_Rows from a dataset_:
== == ==

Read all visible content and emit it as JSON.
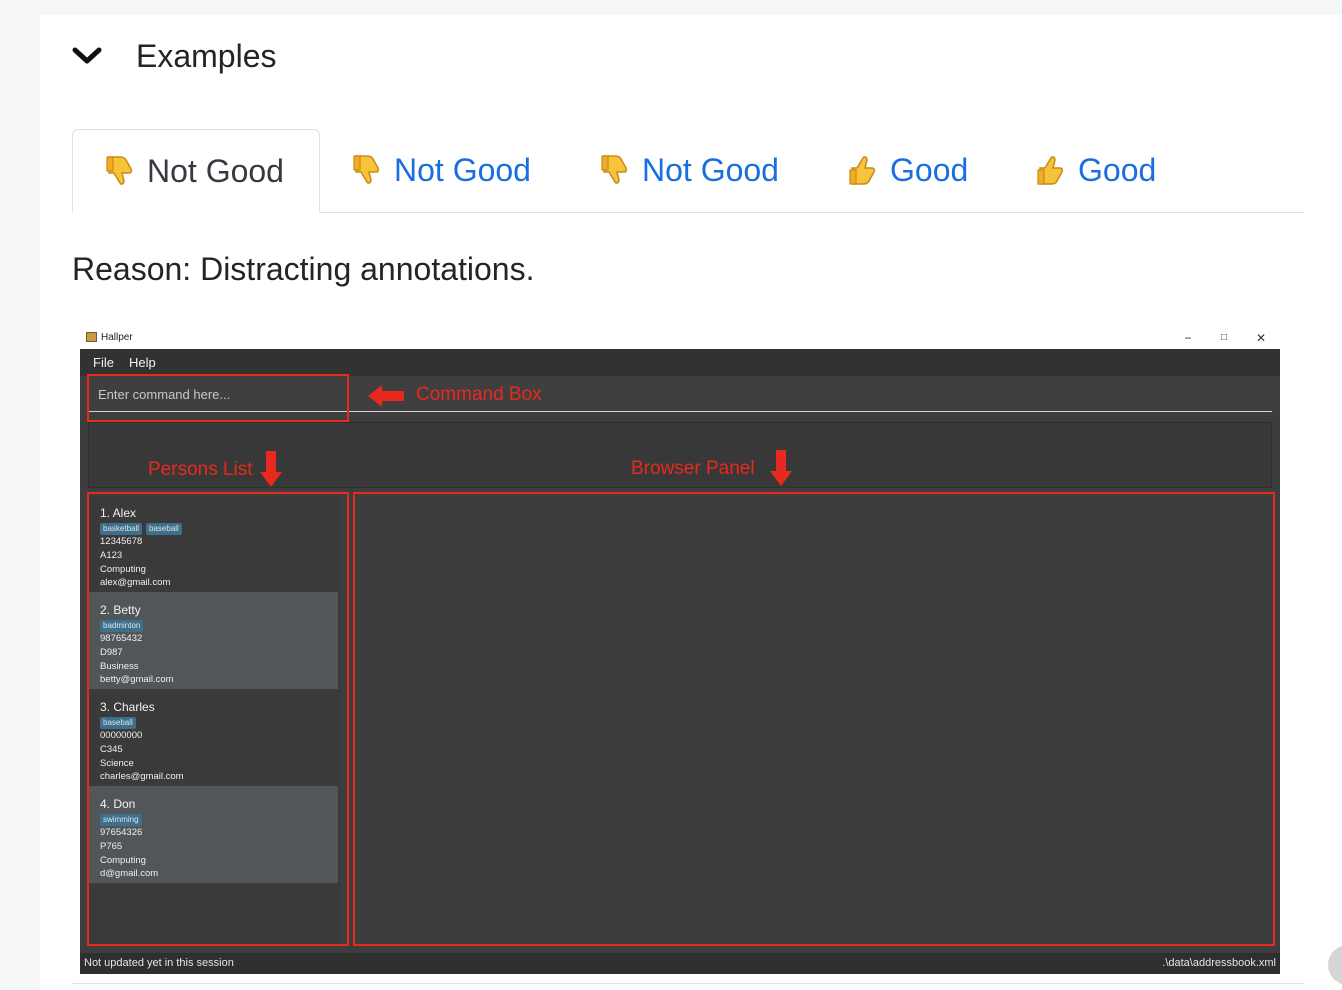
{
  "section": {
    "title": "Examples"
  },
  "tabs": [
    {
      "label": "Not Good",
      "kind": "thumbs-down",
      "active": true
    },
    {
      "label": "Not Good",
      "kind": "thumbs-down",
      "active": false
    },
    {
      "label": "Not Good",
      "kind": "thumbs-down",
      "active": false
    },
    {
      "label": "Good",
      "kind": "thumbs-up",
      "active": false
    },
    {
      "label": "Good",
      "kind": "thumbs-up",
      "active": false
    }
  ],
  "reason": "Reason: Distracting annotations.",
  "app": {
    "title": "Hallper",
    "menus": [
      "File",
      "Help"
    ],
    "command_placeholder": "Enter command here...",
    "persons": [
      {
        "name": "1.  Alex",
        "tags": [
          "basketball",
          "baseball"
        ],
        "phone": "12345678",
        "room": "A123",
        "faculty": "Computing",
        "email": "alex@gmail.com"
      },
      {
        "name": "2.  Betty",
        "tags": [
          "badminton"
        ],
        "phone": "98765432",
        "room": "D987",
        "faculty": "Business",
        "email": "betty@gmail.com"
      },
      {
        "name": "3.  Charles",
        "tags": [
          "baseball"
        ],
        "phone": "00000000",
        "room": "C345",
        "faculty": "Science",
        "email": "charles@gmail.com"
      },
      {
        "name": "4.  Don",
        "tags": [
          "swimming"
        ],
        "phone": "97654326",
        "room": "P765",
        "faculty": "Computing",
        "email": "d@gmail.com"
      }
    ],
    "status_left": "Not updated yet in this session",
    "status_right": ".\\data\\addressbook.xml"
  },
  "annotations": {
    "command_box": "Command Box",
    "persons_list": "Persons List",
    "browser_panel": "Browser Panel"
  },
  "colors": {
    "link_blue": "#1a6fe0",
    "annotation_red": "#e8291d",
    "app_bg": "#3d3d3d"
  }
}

== == ==

_YOUR TASK_:
Reply with nothing but a number: how many lines of the entries above contain the string "faculty"?

_ANSWER TO THIS PROBLEM_:
4